- **WHAT NEEDS TO BE DONE**
Pull out all lines from the listing below in which the word "icon" appears.

- **TASK INPUTS**
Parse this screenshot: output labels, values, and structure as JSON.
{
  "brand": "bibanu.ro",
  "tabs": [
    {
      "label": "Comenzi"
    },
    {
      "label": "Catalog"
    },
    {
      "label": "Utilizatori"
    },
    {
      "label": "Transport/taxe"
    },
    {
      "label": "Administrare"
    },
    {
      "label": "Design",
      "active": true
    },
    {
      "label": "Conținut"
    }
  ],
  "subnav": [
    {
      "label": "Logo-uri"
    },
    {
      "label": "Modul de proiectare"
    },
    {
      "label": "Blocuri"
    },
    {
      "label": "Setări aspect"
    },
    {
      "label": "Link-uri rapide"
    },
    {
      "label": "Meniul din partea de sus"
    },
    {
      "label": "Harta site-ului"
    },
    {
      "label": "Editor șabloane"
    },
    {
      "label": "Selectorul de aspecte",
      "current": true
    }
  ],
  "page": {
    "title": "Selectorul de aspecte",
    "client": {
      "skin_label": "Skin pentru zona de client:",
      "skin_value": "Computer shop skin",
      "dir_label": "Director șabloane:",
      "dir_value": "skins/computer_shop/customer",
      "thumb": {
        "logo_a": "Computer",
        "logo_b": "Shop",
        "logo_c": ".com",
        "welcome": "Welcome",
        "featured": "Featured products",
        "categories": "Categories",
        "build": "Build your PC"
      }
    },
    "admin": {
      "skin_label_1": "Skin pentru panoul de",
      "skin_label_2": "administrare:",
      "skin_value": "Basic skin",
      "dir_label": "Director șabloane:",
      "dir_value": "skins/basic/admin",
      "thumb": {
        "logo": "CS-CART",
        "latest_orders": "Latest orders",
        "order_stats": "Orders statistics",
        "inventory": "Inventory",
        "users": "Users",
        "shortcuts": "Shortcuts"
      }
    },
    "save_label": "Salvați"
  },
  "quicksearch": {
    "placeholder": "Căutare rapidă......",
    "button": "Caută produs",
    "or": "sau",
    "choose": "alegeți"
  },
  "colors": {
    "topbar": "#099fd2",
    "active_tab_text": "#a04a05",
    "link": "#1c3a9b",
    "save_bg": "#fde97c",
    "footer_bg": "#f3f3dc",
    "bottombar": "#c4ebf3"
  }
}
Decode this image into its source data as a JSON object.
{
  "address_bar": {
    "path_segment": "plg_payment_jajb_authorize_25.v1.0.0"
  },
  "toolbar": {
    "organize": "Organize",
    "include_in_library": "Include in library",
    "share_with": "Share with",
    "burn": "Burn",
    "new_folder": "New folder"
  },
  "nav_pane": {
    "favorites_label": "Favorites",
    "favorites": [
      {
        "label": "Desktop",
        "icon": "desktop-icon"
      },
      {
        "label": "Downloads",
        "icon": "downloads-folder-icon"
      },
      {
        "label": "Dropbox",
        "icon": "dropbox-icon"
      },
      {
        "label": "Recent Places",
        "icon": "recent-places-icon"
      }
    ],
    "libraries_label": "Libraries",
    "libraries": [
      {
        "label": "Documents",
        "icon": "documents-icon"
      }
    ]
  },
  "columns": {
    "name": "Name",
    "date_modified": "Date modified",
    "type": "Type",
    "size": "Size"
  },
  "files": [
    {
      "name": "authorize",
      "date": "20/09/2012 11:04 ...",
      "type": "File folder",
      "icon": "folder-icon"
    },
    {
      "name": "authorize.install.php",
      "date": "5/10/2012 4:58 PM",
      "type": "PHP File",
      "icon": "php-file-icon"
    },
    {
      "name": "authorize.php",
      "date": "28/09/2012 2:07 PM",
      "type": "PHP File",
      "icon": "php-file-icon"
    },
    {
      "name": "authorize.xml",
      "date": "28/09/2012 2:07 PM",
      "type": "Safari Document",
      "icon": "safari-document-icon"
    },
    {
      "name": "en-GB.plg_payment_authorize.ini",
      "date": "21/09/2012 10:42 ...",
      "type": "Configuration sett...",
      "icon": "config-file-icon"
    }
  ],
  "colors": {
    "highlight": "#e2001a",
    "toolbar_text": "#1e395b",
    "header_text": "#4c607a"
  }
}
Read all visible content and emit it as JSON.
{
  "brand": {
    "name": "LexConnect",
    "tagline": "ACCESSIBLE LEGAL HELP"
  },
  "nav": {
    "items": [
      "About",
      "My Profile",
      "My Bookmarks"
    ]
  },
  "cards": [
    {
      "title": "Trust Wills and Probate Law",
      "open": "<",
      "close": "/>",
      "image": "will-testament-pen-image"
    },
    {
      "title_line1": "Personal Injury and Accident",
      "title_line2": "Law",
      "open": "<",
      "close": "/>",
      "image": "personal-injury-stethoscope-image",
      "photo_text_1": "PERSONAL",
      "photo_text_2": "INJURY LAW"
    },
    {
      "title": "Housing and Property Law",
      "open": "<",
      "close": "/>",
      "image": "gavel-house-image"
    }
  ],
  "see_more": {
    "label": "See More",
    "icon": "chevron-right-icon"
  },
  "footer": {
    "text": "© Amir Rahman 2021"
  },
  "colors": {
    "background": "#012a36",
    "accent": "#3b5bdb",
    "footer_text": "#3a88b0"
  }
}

- **SOLUTION TO THE PROBLEM**
        "icon": "desktop-icon"
        "icon": "downloads-folder-icon"
        "icon": "dropbox-icon"
        "icon": "recent-places-icon"
        "icon": "documents-icon"
      "icon": "folder-icon"
      "icon": "php-file-icon"
      "icon": "php-file-icon"
      "icon": "safari-document-icon"
      "icon": "config-file-icon"
    "icon": "chevron-right-icon"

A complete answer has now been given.